**RECORDED INFORMATION**
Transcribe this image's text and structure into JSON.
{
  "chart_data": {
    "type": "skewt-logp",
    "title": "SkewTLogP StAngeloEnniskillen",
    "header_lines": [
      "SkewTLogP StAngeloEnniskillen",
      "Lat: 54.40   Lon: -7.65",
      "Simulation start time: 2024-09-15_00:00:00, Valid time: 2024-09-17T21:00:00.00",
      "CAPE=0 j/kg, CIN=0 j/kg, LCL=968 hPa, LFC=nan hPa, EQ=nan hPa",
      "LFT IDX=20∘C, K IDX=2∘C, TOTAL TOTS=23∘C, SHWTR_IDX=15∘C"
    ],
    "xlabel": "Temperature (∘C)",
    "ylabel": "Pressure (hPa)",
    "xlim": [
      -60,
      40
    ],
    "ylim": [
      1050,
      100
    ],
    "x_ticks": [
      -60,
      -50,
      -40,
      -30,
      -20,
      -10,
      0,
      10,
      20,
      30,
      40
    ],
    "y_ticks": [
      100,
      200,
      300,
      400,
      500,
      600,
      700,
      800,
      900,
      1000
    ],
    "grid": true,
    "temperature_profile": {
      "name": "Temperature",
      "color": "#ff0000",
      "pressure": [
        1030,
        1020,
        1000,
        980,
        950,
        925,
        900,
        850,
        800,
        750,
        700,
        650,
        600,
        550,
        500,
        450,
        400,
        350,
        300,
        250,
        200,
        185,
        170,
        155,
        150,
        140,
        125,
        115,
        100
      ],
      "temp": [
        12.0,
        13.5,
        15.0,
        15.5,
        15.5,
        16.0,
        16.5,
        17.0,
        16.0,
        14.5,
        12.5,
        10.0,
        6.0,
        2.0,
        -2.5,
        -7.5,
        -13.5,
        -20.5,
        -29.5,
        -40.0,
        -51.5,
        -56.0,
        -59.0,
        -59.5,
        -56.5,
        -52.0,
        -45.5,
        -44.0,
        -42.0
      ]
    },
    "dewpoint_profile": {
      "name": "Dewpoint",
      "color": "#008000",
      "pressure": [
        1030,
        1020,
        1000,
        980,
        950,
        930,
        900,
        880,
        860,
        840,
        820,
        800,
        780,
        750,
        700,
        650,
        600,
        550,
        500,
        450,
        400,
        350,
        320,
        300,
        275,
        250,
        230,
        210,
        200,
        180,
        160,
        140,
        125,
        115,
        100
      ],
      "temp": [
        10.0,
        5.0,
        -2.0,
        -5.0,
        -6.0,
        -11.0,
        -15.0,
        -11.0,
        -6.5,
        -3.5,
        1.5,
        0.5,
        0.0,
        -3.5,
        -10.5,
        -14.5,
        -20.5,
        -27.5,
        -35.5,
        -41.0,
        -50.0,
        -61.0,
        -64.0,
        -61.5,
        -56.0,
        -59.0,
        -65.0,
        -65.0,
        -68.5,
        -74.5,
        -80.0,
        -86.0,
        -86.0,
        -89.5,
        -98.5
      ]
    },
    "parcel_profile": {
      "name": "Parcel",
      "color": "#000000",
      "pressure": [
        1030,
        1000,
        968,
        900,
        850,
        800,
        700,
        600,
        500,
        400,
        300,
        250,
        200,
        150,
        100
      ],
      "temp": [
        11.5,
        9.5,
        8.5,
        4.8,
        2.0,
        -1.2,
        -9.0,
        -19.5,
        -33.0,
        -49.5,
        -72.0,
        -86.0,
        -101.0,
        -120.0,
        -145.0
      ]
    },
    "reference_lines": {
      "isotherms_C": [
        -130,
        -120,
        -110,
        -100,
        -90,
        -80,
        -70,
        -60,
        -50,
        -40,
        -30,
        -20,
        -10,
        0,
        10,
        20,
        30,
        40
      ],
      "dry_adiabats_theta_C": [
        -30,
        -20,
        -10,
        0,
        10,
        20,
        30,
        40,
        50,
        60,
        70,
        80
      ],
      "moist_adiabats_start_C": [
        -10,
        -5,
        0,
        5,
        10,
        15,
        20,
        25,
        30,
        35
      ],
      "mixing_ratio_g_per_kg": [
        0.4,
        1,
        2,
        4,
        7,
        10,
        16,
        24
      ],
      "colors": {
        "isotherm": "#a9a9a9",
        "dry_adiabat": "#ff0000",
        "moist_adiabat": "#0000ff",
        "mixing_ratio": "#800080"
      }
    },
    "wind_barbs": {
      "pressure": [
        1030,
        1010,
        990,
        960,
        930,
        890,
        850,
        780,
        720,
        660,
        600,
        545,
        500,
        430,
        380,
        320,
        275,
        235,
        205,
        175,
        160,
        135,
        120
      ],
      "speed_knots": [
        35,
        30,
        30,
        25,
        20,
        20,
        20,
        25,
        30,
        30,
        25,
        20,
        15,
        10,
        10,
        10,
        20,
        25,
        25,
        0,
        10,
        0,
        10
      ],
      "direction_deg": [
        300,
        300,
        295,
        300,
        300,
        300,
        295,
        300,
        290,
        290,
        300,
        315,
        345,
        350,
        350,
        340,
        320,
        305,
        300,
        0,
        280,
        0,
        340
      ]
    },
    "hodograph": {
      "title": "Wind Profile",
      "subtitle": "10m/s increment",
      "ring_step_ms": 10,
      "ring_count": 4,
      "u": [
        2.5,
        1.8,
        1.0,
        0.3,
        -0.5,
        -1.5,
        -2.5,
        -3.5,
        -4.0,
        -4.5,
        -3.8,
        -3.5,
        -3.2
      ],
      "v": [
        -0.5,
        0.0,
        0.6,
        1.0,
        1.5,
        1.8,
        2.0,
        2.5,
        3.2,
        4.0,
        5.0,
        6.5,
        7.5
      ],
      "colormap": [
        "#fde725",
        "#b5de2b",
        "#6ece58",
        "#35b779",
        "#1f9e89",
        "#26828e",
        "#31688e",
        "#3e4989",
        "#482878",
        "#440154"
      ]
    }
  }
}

**YOUR INSTRUCTIONS**
Repeat all the records. Match each line exactly.

**ANSWER TO THE EXERCISE**
Transcribe this image's text and structure into JSON.
{
  "chart_data": {
    "type": "skewt-logp",
    "title": "SkewTLogP StAngeloEnniskillen",
    "header_lines": [
      "SkewTLogP StAngeloEnniskillen",
      "Lat: 54.40   Lon: -7.65",
      "Simulation start time: 2024-09-15_00:00:00, Valid time: 2024-09-17T21:00:00.00",
      "CAPE=0 j/kg, CIN=0 j/kg, LCL=968 hPa, LFC=nan hPa, EQ=nan hPa",
      "LFT IDX=20∘C, K IDX=2∘C, TOTAL TOTS=23∘C, SHWTR_IDX=15∘C"
    ],
    "xlabel": "Temperature (∘C)",
    "ylabel": "Pressure (hPa)",
    "xlim": [
      -60,
      40
    ],
    "ylim": [
      1050,
      100
    ],
    "x_ticks": [
      -60,
      -50,
      -40,
      -30,
      -20,
      -10,
      0,
      10,
      20,
      30,
      40
    ],
    "y_ticks": [
      100,
      200,
      300,
      400,
      500,
      600,
      700,
      800,
      900,
      1000
    ],
    "grid": true,
    "temperature_profile": {
      "name": "Temperature",
      "color": "#ff0000",
      "pressure": [
        1030,
        1020,
        1000,
        980,
        950,
        925,
        900,
        850,
        800,
        750,
        700,
        650,
        600,
        550,
        500,
        450,
        400,
        350,
        300,
        250,
        200,
        185,
        170,
        155,
        150,
        140,
        125,
        115,
        100
      ],
      "temp": [
        12.0,
        13.5,
        15.0,
        15.5,
        15.5,
        16.0,
        16.5,
        17.0,
        16.0,
        14.5,
        12.5,
        10.0,
        6.0,
        2.0,
        -2.5,
        -7.5,
        -13.5,
        -20.5,
        -29.5,
        -40.0,
        -51.5,
        -56.0,
        -59.0,
        -59.5,
        -56.5,
        -52.0,
        -45.5,
        -44.0,
        -42.0
      ]
    },
    "dewpoint_profile": {
      "name": "Dewpoint",
      "color": "#008000",
      "pressure": [
        1030,
        1020,
        1000,
        980,
        950,
        930,
        900,
        880,
        860,
        840,
        820,
        800,
        780,
        750,
        700,
        650,
        600,
        550,
        500,
        450,
        400,
        350,
        320,
        300,
        275,
        250,
        230,
        210,
        200,
        180,
        160,
        140,
        125,
        115,
        100
      ],
      "temp": [
        10.0,
        5.0,
        -2.0,
        -5.0,
        -6.0,
        -11.0,
        -15.0,
        -11.0,
        -6.5,
        -3.5,
        1.5,
        0.5,
        0.0,
        -3.5,
        -10.5,
        -14.5,
        -20.5,
        -27.5,
        -35.5,
        -41.0,
        -50.0,
        -61.0,
        -64.0,
        -61.5,
        -56.0,
        -59.0,
        -65.0,
        -65.0,
        -68.5,
        -74.5,
        -80.0,
        -86.0,
        -86.0,
        -89.5,
        -98.5
      ]
    },
    "parcel_profile": {
      "name": "Parcel",
      "color": "#000000",
      "pressure": [
        1030,
        1000,
        968,
        900,
        850,
        800,
        700,
        600,
        500,
        400,
        300,
        250,
        200,
        150,
        100
      ],
      "temp": [
        11.5,
        9.5,
        8.5,
        4.8,
        2.0,
        -1.2,
        -9.0,
        -19.5,
        -33.0,
        -49.5,
        -72.0,
        -86.0,
        -101.0,
        -120.0,
        -145.0
      ]
    },
    "reference_lines": {
      "isotherms_C": [
        -130,
        -120,
        -110,
        -100,
        -90,
        -80,
        -70,
        -60,
        -50,
        -40,
        -30,
        -20,
        -10,
        0,
        10,
        20,
        30,
        40
      ],
      "dry_adiabats_theta_C": [
        -30,
        -20,
        -10,
        0,
        10,
        20,
        30,
        40,
        50,
        60,
        70,
        80
      ],
      "moist_adiabats_start_C": [
        -10,
        -5,
        0,
        5,
        10,
        15,
        20,
        25,
        30,
        35
      ],
      "mixing_ratio_g_per_kg": [
        0.4,
        1,
        2,
        4,
        7,
        10,
        16,
        24
      ],
      "colors": {
        "isotherm": "#a9a9a9",
        "dry_adiabat": "#ff0000",
        "moist_adiabat": "#0000ff",
        "mixing_ratio": "#800080"
      }
    },
    "wind_barbs": {
      "pressure": [
        1030,
        1010,
        990,
        960,
        930,
        890,
        850,
        780,
        720,
        660,
        600,
        545,
        500,
        430,
        380,
        320,
        275,
        235,
        205,
        175,
        160,
        135,
        120
      ],
      "speed_knots": [
        35,
        30,
        30,
        25,
        20,
        20,
        20,
        25,
        30,
        30,
        25,
        20,
        15,
        10,
        10,
        10,
        20,
        25,
        25,
        0,
        10,
        0,
        10
      ],
      "direction_deg": [
        300,
        300,
        295,
        300,
        300,
        300,
        295,
        300,
        290,
        290,
        300,
        315,
        345,
        350,
        350,
        340,
        320,
        305,
        300,
        0,
        280,
        0,
        340
      ]
    },
    "hodograph": {
      "title": "Wind Profile",
      "subtitle": "10m/s increment",
      "ring_step_ms": 10,
      "ring_count": 4,
      "u": [
        2.5,
        1.8,
        1.0,
        0.3,
        -0.5,
        -1.5,
        -2.5,
        -3.5,
        -4.0,
        -4.5,
        -3.8,
        -3.5,
        -3.2
      ],
      "v": [
        -0.5,
        0.0,
        0.6,
        1.0,
        1.5,
        1.8,
        2.0,
        2.5,
        3.2,
        4.0,
        5.0,
        6.5,
        7.5
      ],
      "colormap": [
        "#fde725",
        "#b5de2b",
        "#6ece58",
        "#35b779",
        "#1f9e89",
        "#26828e",
        "#31688e",
        "#3e4989",
        "#482878",
        "#440154"
      ]
    }
  }
}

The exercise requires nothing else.